[Begin]

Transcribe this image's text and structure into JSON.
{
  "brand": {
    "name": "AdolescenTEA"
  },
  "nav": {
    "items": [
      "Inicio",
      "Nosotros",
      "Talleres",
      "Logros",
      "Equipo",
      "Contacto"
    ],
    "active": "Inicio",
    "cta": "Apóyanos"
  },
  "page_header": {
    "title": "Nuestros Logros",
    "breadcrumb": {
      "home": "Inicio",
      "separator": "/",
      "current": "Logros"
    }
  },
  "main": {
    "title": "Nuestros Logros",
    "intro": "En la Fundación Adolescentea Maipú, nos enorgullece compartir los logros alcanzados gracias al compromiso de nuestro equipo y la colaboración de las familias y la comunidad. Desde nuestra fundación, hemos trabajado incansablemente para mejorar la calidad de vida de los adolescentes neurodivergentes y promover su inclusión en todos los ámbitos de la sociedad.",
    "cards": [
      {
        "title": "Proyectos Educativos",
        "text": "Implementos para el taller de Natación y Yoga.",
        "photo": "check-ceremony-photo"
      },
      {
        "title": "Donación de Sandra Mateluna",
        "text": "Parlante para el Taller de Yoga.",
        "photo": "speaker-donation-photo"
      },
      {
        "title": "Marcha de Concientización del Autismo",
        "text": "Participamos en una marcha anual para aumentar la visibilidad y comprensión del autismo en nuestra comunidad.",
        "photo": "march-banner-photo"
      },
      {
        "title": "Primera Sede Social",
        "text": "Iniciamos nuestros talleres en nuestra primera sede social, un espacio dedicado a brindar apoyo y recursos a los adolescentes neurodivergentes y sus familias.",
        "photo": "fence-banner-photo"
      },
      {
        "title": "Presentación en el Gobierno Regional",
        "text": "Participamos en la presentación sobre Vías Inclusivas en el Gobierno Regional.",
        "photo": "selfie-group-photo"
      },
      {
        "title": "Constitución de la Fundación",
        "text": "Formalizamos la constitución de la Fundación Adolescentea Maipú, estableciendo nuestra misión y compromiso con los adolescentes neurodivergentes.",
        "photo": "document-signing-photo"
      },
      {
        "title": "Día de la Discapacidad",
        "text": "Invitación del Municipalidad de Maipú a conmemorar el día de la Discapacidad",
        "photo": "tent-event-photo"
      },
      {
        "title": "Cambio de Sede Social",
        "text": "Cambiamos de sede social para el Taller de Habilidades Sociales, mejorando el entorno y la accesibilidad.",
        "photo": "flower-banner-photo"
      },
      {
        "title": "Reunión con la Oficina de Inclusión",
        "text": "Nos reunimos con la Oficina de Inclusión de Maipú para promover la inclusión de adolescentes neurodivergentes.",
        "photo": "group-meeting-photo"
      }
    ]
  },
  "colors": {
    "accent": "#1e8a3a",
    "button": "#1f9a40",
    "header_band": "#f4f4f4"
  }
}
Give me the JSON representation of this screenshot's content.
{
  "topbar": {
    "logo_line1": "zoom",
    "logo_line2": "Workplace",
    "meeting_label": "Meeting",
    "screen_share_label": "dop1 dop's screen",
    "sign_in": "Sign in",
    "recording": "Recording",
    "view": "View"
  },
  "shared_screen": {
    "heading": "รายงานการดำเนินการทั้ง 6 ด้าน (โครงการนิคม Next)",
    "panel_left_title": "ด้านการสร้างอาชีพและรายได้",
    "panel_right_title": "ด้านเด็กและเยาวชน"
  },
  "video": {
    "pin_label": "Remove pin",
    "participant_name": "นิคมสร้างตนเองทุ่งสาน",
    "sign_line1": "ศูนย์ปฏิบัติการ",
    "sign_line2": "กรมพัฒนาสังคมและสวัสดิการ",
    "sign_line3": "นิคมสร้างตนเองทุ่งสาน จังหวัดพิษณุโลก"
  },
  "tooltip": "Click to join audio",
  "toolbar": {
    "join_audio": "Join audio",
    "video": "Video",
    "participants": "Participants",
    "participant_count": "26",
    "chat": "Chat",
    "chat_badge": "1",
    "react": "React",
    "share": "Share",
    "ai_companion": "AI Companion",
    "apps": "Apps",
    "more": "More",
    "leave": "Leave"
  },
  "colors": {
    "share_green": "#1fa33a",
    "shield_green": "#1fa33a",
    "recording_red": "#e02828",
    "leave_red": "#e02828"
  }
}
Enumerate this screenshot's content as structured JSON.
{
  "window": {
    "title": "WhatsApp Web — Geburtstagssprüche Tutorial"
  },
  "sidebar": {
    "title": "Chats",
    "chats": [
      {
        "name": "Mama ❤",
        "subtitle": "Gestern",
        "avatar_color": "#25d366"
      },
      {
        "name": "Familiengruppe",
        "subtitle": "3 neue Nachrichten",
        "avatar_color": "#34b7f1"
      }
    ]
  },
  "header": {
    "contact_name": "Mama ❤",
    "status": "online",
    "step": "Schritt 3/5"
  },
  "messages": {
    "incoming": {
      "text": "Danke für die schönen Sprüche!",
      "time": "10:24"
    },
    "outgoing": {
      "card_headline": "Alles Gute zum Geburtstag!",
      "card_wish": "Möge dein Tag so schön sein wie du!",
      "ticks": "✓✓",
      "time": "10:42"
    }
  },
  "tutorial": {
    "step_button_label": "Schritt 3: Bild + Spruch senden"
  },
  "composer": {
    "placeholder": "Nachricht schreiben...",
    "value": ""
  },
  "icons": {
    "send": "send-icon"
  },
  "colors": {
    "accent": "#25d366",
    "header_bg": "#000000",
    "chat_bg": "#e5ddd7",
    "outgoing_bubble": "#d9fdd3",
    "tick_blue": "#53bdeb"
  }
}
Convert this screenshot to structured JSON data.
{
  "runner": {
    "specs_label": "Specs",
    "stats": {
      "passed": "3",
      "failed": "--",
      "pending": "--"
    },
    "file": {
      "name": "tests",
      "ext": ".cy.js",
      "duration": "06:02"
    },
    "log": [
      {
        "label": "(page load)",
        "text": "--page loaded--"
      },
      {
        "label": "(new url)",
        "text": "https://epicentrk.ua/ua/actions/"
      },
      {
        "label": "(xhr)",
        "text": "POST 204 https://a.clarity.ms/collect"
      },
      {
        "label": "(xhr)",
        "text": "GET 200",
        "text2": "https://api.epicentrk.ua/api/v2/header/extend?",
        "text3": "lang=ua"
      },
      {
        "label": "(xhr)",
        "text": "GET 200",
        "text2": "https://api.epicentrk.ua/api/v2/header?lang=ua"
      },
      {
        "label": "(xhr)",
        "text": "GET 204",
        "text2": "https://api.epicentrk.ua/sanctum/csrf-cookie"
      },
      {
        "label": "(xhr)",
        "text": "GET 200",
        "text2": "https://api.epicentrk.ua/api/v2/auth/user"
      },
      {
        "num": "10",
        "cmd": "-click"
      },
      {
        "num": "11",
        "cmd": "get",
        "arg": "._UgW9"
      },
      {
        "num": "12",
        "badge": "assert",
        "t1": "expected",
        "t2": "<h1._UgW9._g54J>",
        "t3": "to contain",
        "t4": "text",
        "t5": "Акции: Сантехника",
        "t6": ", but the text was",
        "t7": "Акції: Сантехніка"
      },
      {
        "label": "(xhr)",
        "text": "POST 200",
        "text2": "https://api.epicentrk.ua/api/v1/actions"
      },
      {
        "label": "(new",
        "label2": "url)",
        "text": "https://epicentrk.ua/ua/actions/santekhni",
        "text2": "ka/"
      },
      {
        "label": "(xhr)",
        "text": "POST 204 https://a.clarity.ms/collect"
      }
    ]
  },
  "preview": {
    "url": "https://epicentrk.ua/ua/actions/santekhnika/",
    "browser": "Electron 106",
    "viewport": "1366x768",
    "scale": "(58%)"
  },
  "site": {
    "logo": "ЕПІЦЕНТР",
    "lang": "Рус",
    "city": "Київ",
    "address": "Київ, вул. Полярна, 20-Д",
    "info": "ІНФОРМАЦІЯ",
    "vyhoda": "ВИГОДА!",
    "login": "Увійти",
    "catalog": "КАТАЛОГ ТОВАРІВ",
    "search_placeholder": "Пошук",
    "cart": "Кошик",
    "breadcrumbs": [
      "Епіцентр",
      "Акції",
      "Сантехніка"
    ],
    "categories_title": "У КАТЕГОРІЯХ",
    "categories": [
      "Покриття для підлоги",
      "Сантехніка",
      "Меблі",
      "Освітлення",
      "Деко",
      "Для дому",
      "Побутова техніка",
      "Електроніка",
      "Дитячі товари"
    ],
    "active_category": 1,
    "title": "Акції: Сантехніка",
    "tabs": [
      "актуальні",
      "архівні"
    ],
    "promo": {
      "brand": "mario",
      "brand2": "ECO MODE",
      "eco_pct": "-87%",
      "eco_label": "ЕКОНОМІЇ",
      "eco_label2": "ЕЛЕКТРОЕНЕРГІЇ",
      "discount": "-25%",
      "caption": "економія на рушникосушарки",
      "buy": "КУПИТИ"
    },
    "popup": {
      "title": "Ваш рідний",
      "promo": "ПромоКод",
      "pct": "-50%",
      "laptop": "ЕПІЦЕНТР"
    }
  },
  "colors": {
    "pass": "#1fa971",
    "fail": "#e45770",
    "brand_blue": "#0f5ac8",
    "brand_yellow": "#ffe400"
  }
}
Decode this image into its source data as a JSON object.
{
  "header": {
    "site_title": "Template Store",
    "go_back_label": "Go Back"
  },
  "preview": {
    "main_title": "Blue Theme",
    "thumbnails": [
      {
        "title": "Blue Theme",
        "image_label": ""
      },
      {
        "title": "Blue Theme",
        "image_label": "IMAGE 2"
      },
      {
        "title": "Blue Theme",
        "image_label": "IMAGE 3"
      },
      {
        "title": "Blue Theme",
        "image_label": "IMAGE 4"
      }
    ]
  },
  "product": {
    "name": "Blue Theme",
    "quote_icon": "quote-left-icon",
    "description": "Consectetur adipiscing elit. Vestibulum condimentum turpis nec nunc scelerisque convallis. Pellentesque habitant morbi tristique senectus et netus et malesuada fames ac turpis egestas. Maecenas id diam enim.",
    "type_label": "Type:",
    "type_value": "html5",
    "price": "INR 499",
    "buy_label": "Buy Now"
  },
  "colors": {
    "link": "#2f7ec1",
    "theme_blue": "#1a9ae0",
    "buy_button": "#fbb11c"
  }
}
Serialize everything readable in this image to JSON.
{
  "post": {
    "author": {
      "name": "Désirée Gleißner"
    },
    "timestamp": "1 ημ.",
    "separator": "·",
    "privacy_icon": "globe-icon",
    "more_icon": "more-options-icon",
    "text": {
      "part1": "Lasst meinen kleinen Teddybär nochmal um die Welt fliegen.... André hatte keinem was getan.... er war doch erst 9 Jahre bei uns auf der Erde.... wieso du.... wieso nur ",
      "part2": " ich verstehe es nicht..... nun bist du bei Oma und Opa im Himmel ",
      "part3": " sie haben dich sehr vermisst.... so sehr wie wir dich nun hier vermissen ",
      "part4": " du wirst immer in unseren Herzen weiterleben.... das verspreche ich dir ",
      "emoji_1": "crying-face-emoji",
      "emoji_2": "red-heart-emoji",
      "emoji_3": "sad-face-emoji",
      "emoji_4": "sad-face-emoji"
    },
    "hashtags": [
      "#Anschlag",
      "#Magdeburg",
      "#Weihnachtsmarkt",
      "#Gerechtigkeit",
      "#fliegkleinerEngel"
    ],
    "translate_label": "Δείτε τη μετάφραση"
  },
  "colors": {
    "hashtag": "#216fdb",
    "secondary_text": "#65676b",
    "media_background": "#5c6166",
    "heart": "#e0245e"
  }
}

[End]

→ **What is required**:
Take every line from the data above that holds "Oficina" and copy it out.

→ **Task result**:
        "title": "Reunión con la Oficina de Inclusión",
        "text": "Nos reunimos con la Oficina de Inclusión de Maipú para promover la inclusión de adolescentes neurodivergentes.",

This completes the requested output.